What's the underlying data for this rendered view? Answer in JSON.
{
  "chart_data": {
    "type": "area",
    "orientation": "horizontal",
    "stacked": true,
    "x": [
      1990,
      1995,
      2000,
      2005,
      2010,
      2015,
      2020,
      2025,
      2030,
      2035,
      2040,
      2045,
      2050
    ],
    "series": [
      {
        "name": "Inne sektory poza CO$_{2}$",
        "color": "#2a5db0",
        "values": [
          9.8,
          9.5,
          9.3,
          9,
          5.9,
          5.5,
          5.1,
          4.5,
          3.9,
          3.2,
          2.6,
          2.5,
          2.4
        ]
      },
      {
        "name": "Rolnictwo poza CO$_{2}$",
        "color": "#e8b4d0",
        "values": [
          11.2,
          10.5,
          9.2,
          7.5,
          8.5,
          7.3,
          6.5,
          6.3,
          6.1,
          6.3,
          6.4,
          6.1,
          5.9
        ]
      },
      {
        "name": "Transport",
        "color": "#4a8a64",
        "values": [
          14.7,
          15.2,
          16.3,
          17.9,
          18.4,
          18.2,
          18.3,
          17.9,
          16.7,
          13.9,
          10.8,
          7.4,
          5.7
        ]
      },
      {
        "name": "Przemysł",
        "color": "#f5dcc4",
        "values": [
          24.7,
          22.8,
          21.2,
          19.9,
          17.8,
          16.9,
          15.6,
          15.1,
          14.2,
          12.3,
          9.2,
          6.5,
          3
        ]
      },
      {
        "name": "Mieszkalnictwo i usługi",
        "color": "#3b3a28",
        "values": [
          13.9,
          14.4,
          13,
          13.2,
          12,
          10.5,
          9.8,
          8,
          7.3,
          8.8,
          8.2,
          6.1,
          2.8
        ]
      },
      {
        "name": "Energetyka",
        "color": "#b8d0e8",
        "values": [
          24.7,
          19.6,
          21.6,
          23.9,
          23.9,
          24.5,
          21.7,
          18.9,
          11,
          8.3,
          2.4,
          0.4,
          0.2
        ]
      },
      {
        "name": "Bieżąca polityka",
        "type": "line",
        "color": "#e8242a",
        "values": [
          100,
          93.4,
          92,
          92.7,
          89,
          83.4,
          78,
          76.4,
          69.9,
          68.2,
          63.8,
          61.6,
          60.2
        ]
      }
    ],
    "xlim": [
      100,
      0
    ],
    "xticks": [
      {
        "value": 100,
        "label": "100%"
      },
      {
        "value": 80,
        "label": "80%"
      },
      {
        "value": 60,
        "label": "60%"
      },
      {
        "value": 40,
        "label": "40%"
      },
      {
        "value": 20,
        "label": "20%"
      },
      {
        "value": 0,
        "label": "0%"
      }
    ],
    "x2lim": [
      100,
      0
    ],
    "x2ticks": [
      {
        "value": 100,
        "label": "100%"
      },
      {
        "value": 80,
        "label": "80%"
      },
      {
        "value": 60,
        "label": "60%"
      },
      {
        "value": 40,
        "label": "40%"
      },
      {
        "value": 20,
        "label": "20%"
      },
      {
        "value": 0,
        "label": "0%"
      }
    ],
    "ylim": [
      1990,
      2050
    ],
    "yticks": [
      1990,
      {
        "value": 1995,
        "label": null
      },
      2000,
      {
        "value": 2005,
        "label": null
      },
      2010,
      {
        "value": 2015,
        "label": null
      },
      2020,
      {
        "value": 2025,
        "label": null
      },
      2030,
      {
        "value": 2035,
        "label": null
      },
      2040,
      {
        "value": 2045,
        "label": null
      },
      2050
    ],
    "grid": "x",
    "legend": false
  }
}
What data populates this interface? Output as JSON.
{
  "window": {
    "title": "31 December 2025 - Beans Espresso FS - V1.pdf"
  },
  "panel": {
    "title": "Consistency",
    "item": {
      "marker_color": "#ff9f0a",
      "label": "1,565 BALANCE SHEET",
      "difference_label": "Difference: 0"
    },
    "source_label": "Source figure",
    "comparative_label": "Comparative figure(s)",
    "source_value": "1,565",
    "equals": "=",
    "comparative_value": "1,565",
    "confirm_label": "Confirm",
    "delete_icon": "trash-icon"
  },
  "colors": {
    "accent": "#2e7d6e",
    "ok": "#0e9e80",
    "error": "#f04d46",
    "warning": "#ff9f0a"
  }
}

□ □ □ □ □

### The problem
Count how many lines of the data include the word "title". Your reply should be that number alone.

### Response below
2